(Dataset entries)
^^^^^^^^^^^^^^^^

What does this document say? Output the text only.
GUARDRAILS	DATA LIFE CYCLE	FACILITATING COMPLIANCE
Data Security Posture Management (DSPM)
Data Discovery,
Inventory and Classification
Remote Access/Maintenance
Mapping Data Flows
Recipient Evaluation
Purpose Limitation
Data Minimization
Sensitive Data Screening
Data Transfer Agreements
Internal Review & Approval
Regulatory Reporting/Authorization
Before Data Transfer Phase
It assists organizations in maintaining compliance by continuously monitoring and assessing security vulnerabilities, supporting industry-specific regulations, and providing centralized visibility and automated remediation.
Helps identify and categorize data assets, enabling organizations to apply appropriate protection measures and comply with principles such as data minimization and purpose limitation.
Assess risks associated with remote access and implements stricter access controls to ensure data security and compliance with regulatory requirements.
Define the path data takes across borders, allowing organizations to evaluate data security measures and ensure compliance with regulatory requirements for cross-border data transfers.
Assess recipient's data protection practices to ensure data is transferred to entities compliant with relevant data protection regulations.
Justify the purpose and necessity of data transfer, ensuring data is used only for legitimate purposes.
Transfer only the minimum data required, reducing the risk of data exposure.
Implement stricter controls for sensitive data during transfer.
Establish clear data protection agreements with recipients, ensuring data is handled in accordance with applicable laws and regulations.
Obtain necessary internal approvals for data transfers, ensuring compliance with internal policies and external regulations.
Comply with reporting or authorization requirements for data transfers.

^^^^^^^^^^^^^^^^

What is needed: Look through the entries and return every line where "transfers" appears.

Solution for this problem:
Define the path data takes across borders, allowing organizations to evaluate data security measures and ensure compliance with regulatory requirements for cross-border data transfers.
Obtain necessary internal approvals for data transfers, ensuring compliance with internal policies and external regulations.
Comply with reporting or authorization requirements for data transfers.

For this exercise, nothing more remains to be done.